§ Task details
Copy each line exactly.

§ Figure collection entries
· · ·

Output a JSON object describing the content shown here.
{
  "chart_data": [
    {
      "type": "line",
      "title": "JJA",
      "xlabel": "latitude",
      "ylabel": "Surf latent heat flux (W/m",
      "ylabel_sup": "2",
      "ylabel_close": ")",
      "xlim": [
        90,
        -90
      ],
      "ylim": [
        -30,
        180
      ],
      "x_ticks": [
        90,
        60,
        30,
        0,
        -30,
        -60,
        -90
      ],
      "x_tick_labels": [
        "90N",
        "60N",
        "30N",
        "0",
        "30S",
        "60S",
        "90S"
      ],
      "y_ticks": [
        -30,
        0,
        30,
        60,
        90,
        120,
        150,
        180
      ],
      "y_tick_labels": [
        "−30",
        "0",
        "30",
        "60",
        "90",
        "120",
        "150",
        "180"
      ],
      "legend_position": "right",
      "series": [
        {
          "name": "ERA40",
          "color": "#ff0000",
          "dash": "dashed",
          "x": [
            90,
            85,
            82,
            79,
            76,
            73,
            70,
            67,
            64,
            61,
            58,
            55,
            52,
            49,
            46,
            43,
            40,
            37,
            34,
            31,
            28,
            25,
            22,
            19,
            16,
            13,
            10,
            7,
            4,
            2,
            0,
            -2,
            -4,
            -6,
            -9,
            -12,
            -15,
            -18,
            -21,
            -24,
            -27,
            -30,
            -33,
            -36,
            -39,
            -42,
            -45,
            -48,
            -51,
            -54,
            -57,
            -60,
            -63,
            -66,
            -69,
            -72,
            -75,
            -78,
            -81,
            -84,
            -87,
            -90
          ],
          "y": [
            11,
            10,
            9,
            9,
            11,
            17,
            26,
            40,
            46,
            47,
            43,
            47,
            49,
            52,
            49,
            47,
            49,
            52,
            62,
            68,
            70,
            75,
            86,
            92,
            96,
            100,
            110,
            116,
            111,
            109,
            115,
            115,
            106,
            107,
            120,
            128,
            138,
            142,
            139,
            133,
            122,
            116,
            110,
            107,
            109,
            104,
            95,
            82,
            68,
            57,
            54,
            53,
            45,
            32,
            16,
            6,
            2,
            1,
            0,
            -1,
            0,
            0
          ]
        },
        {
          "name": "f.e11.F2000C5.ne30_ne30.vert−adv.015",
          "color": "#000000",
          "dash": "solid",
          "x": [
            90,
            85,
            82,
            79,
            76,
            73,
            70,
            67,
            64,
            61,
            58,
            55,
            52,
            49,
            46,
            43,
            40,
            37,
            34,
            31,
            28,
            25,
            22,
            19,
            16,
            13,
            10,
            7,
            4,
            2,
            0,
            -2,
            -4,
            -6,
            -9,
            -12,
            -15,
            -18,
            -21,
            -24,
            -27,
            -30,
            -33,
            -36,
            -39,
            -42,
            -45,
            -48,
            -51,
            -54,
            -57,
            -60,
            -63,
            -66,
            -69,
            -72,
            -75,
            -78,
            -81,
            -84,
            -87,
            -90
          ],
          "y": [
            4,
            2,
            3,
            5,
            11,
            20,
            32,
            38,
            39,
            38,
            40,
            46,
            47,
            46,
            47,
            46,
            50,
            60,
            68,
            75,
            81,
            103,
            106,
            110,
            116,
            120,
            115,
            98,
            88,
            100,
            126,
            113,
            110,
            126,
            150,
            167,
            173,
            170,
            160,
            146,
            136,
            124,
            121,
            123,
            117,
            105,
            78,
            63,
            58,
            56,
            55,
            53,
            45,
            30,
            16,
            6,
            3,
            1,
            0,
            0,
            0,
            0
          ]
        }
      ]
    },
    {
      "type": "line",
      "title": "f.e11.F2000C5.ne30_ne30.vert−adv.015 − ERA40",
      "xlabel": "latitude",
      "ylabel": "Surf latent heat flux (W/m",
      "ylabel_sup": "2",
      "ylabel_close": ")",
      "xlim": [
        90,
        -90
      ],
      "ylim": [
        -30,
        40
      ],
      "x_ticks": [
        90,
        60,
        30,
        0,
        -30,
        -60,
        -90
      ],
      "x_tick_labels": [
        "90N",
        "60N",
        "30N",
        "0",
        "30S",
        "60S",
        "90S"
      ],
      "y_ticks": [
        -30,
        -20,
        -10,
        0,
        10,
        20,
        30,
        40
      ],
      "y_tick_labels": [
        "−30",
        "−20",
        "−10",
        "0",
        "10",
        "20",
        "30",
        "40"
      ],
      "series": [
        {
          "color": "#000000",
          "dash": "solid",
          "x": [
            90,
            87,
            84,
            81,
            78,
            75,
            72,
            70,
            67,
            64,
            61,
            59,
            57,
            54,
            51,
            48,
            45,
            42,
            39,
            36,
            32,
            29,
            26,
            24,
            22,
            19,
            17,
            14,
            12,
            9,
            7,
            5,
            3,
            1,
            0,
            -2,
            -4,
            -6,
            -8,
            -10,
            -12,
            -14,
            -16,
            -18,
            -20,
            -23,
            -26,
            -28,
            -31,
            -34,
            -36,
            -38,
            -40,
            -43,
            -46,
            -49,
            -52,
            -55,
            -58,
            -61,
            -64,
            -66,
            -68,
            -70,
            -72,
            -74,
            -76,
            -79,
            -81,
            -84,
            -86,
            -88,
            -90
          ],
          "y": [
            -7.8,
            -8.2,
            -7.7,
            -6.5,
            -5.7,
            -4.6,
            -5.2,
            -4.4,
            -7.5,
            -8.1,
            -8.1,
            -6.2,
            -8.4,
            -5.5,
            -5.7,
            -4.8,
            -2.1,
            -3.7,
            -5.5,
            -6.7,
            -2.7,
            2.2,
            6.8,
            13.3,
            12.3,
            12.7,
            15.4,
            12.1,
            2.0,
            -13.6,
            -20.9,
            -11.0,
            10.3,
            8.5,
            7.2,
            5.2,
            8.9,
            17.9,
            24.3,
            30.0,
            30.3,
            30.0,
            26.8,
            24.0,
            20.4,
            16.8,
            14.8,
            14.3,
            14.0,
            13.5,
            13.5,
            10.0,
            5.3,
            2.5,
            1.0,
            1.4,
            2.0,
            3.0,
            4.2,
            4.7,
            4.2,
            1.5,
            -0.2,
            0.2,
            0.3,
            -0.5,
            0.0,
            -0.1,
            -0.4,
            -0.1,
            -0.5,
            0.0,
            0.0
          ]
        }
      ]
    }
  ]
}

· · ·

§ Full answer
Output a JSON object describing the content shown here.
{
  "chart_data": [
    {
      "type": "line",
      "title": "JJA",
      "xlabel": "latitude",
      "ylabel": "Surf latent heat flux (W/m",
      "ylabel_sup": "2",
      "ylabel_close": ")",
      "xlim": [
        90,
        -90
      ],
      "ylim": [
        -30,
        180
      ],
      "x_ticks": [
        90,
        60,
        30,
        0,
        -30,
        -60,
        -90
      ],
      "x_tick_labels": [
        "90N",
        "60N",
        "30N",
        "0",
        "30S",
        "60S",
        "90S"
      ],
      "y_ticks": [
        -30,
        0,
        30,
        60,
        90,
        120,
        150,
        180
      ],
      "y_tick_labels": [
        "−30",
        "0",
        "30",
        "60",
        "90",
        "120",
        "150",
        "180"
      ],
      "legend_position": "right",
      "series": [
        {
          "name": "ERA40",
          "color": "#ff0000",
          "dash": "dashed",
          "x": [
            90,
            85,
            82,
            79,
            76,
            73,
            70,
            67,
            64,
            61,
            58,
            55,
            52,
            49,
            46,
            43,
            40,
            37,
            34,
            31,
            28,
            25,
            22,
            19,
            16,
            13,
            10,
            7,
            4,
            2,
            0,
            -2,
            -4,
            -6,
            -9,
            -12,
            -15,
            -18,
            -21,
            -24,
            -27,
            -30,
            -33,
            -36,
            -39,
            -42,
            -45,
            -48,
            -51,
            -54,
            -57,
            -60,
            -63,
            -66,
            -69,
            -72,
            -75,
            -78,
            -81,
            -84,
            -87,
            -90
          ],
          "y": [
            11,
            10,
            9,
            9,
            11,
            17,
            26,
            40,
            46,
            47,
            43,
            47,
            49,
            52,
            49,
            47,
            49,
            52,
            62,
            68,
            70,
            75,
            86,
            92,
            96,
            100,
            110,
            116,
            111,
            109,
            115,
            115,
            106,
            107,
            120,
            128,
            138,
            142,
            139,
            133,
            122,
            116,
            110,
            107,
            109,
            104,
            95,
            82,
            68,
            57,
            54,
            53,
            45,
            32,
            16,
            6,
            2,
            1,
            0,
            -1,
            0,
            0
          ]
        },
        {
          "name": "f.e11.F2000C5.ne30_ne30.vert−adv.015",
          "color": "#000000",
          "dash": "solid",
          "x": [
            90,
            85,
            82,
            79,
            76,
            73,
            70,
            67,
            64,
            61,
            58,
            55,
            52,
            49,
            46,
            43,
            40,
            37,
            34,
            31,
            28,
            25,
            22,
            19,
            16,
            13,
            10,
            7,
            4,
            2,
            0,
            -2,
            -4,
            -6,
            -9,
            -12,
            -15,
            -18,
            -21,
            -24,
            -27,
            -30,
            -33,
            -36,
            -39,
            -42,
            -45,
            -48,
            -51,
            -54,
            -57,
            -60,
            -63,
            -66,
            -69,
            -72,
            -75,
            -78,
            -81,
            -84,
            -87,
            -90
          ],
          "y": [
            4,
            2,
            3,
            5,
            11,
            20,
            32,
            38,
            39,
            38,
            40,
            46,
            47,
            46,
            47,
            46,
            50,
            60,
            68,
            75,
            81,
            103,
            106,
            110,
            116,
            120,
            115,
            98,
            88,
            100,
            126,
            113,
            110,
            126,
            150,
            167,
            173,
            170,
            160,
            146,
            136,
            124,
            121,
            123,
            117,
            105,
            78,
            63,
            58,
            56,
            55,
            53,
            45,
            30,
            16,
            6,
            3,
            1,
            0,
            0,
            0,
            0
          ]
        }
      ]
    },
    {
      "type": "line",
      "title": "f.e11.F2000C5.ne30_ne30.vert−adv.015 − ERA40",
      "xlabel": "latitude",
      "ylabel": "Surf latent heat flux (W/m",
      "ylabel_sup": "2",
      "ylabel_close": ")",
      "xlim": [
        90,
        -90
      ],
      "ylim": [
        -30,
        40
      ],
      "x_ticks": [
        90,
        60,
        30,
        0,
        -30,
        -60,
        -90
      ],
      "x_tick_labels": [
        "90N",
        "60N",
        "30N",
        "0",
        "30S",
        "60S",
        "90S"
      ],
      "y_ticks": [
        -30,
        -20,
        -10,
        0,
        10,
        20,
        30,
        40
      ],
      "y_tick_labels": [
        "−30",
        "−20",
        "−10",
        "0",
        "10",
        "20",
        "30",
        "40"
      ],
      "series": [
        {
          "color": "#000000",
          "dash": "solid",
          "x": [
            90,
            87,
            84,
            81,
            78,
            75,
            72,
            70,
            67,
            64,
            61,
            59,
            57,
            54,
            51,
            48,
            45,
            42,
            39,
            36,
            32,
            29,
            26,
            24,
            22,
            19,
            17,
            14,
            12,
            9,
            7,
            5,
            3,
            1,
            0,
            -2,
            -4,
            -6,
            -8,
            -10,
            -12,
            -14,
            -16,
            -18,
            -20,
            -23,
            -26,
            -28,
            -31,
            -34,
            -36,
            -38,
            -40,
            -43,
            -46,
            -49,
            -52,
            -55,
            -58,
            -61,
            -64,
            -66,
            -68,
            -70,
            -72,
            -74,
            -76,
            -79,
            -81,
            -84,
            -86,
            -88,
            -90
          ],
          "y": [
            -7.8,
            -8.2,
            -7.7,
            -6.5,
            -5.7,
            -4.6,
            -5.2,
            -4.4,
            -7.5,
            -8.1,
            -8.1,
            -6.2,
            -8.4,
            -5.5,
            -5.7,
            -4.8,
            -2.1,
            -3.7,
            -5.5,
            -6.7,
            -2.7,
            2.2,
            6.8,
            13.3,
            12.3,
            12.7,
            15.4,
            12.1,
            2.0,
            -13.6,
            -20.9,
            -11.0,
            10.3,
            8.5,
            7.2,
            5.2,
            8.9,
            17.9,
            24.3,
            30.0,
            30.3,
            30.0,
            26.8,
            24.0,
            20.4,
            16.8,
            14.8,
            14.3,
            14.0,
            13.5,
            13.5,
            10.0,
            5.3,
            2.5,
            1.0,
            1.4,
            2.0,
            3.0,
            4.2,
            4.7,
            4.2,
            1.5,
            -0.2,
            0.2,
            0.3,
            -0.5,
            0.0,
            -0.1,
            -0.4,
            -0.1,
            -0.5,
            0.0,
            0.0
          ]
        }
      ]
    }
  ]
}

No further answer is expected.